[Dataset items]
▶

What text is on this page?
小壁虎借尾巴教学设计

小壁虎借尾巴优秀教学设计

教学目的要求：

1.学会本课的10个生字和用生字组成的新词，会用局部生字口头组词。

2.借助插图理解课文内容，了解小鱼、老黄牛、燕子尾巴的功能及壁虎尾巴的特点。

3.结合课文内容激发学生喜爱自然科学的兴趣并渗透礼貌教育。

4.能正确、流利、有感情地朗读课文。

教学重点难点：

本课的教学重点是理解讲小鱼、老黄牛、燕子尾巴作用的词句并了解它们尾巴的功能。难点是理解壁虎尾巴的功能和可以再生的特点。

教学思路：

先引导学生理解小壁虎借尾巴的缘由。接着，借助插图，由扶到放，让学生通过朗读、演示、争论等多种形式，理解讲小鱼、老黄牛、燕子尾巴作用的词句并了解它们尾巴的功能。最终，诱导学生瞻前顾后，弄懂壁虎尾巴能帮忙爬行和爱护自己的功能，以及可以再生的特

◀
▶

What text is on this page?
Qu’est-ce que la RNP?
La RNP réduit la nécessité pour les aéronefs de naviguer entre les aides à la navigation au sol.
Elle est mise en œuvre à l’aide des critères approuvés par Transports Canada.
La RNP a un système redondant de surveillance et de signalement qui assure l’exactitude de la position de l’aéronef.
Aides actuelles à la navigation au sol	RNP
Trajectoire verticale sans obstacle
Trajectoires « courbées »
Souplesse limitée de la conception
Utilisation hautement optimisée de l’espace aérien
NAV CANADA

◀

:: The task ::
Isolate each line of the listing above that includes "navigation". Copy it.

:: Written solution ::
La RNP réduit la nécessité pour les aéronefs de naviguer entre les aides à la navigation au sol.
Aides actuelles à la navigation au sol	RNP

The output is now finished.